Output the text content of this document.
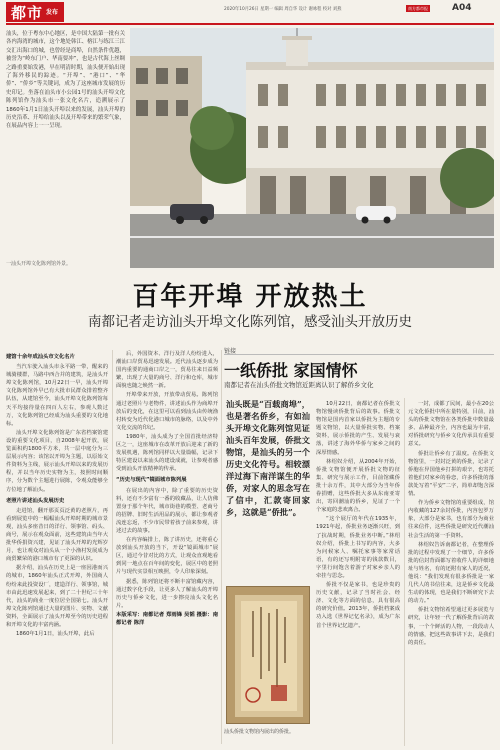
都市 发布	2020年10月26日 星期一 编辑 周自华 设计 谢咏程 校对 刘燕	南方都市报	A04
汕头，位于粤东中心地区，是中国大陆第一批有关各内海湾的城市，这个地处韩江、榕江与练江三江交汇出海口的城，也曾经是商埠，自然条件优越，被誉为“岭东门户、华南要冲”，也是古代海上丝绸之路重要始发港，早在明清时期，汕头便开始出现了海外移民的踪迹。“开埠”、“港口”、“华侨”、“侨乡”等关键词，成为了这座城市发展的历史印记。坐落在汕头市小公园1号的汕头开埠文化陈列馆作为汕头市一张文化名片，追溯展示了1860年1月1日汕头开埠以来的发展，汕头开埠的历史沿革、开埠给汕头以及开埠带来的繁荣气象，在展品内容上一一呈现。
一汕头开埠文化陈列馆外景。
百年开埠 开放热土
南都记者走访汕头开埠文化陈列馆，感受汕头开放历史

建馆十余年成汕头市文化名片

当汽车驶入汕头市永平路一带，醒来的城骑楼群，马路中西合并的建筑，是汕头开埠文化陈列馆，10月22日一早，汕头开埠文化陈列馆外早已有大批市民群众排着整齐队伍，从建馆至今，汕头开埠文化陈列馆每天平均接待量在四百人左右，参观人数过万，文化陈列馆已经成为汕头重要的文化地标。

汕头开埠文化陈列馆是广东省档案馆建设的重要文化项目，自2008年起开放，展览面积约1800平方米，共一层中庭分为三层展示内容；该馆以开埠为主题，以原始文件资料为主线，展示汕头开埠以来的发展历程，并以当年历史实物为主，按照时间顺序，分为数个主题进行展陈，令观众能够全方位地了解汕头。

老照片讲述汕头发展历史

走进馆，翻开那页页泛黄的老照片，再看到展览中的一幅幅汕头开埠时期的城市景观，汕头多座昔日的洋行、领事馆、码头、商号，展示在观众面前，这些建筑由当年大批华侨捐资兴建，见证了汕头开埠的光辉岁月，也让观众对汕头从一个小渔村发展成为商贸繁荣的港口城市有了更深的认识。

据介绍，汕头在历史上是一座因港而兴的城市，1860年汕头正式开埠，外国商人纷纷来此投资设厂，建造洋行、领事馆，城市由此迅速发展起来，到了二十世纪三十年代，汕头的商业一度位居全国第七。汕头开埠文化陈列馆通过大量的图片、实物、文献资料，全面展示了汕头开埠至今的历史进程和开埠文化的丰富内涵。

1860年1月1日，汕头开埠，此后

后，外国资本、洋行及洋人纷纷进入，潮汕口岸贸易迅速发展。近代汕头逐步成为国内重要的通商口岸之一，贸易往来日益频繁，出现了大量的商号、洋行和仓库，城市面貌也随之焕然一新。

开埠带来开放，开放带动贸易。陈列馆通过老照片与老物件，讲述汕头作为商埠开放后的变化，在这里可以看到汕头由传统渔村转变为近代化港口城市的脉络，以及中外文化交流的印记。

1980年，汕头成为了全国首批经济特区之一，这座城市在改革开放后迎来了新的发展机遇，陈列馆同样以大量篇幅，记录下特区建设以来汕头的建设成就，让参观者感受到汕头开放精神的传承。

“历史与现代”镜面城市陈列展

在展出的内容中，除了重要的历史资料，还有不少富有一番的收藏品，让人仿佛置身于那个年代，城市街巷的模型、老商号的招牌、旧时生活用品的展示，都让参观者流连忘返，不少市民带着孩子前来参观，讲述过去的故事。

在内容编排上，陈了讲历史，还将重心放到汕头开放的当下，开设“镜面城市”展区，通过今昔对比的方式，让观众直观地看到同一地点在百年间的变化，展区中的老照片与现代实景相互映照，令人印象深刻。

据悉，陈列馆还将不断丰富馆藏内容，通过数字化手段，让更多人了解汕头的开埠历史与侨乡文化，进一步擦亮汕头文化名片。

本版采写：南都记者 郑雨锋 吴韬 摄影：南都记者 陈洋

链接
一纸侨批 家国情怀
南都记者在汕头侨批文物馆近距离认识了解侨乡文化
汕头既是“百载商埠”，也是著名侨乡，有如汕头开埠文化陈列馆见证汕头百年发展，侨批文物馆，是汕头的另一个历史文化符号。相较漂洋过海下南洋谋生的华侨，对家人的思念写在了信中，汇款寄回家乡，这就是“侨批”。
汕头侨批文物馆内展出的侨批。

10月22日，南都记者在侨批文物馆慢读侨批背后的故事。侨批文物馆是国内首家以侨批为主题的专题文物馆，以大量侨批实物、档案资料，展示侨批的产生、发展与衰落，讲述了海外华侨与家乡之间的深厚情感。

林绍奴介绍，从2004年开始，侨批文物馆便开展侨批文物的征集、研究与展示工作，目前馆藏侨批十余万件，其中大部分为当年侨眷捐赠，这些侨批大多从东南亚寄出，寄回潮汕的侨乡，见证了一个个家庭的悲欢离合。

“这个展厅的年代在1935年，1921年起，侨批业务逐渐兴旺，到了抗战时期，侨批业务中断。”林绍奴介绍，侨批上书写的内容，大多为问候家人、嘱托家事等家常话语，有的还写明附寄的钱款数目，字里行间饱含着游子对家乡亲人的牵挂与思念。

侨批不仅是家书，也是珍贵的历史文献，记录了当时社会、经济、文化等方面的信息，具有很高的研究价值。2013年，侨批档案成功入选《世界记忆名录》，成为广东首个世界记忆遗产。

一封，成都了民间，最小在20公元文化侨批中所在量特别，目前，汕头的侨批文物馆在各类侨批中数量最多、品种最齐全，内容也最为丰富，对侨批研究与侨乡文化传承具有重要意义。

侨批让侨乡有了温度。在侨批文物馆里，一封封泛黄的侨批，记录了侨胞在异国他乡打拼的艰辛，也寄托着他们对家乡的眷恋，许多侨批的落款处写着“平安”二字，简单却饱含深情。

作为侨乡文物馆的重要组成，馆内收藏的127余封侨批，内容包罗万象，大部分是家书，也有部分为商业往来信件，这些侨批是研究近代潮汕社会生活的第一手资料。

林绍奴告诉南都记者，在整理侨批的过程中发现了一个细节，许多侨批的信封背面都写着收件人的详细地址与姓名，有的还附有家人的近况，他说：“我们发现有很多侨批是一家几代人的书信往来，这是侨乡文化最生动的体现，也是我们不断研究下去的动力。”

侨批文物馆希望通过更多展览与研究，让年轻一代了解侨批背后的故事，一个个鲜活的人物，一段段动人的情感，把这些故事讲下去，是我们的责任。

_ _ _

• [Task description]
Find the lines above holding the word "林绍奴介绍" and show them.

• [Problem solution]
林绍奴介绍，从2004年开始，侨批文物馆便开展侨批文物的征集、研究与展示工作，目前馆藏侨批十余万件，其中大部分为当年侨眷捐赠，这些侨批大多从东南亚寄出，寄回潮汕的侨乡，见证了一个个家庭的悲欢离合。
“这个展厅的年代在1935年，1921年起，侨批业务逐渐兴旺，到了抗战时期，侨批业务中断。”林绍奴介绍，侨批上书写的内容，大多为问候家人、嘱托家事等家常话语，有的还写明附寄的钱款数目，字里行间饱含着游子对家乡亲人的牵挂与思念。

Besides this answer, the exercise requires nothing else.